Extract each line containing the string "frac".

◇ ◇ ◇

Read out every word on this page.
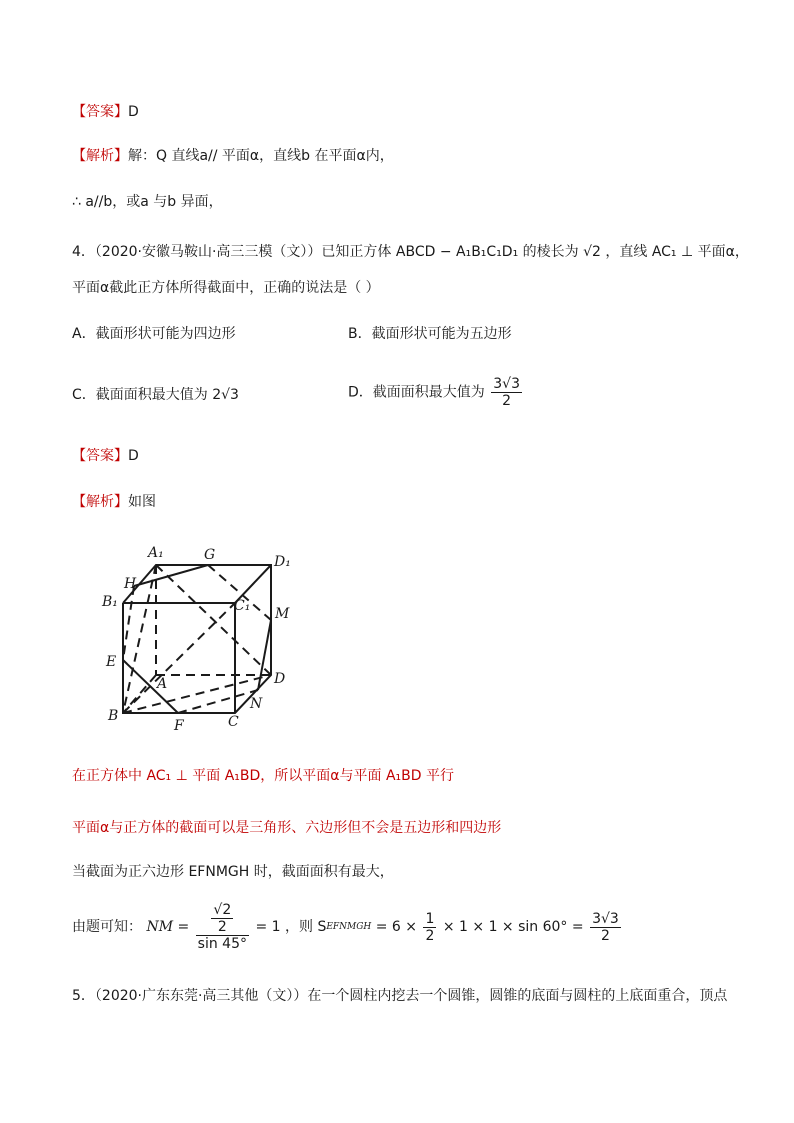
【答案】D
【解析】解：Q 直线a// 平面α，直线b 在平面α内，
∴ a//b，或a 与b 异面，
4．（2020·安徽马鞍山·高三三模（文））已知正方体 ABCD − A₁B₁C₁D₁ 的棱长为 √2 ，直线 AC₁ ⊥ 平面α，
平面α截此正方体所得截面中，正确的说法是（ ）
A．截面形状可能为四边形	B．截面形状可能为五边形
C．截面面积最大值为 2√3	D．截面面积最大值为 $\frac{3√3}{2}$
【答案】D
【解析】如图
A₁	G	D₁
H
B₁	C₁ M
E
A	D
B
F	C
N
在正方体中 AC₁ ⊥ 平面 A₁BD，所以平面α与平面 A₁BD 平行
平面α与正方体的截面可以是三角形、六边形但不会是五边形和四边形
当截面为正六边形 EFNMGH 时，截面面积有最大，
由题可知： NM = $\frac{\frac{√2}{2}}{\sin 45^\circ} = 1$ ，则 SEFNMGH = $6 \times \frac{1}{2} \times 1 \times 1 \times \sin 60^\circ = \frac{3√3}{2}$
5．（2020·广东东莞·高三其他（文））在一个圆柱内挖去一个圆锥，圆锥的底面与圆柱的上底面重合，顶点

◇ ◇ ◇

▸ REPLY TO THE TASK:
C．截面面积最大值为 2√3	D．截面面积最大值为 $\frac{3√3}{2}$
由题可知： NM = $\frac{\frac{√2}{2}}{\sin 45^\circ} = 1$ ，则 SEFNMGH = $6 \times \frac{1}{2} \times 1 \times 1 \times \sin 60^\circ = \frac{3√3}{2}$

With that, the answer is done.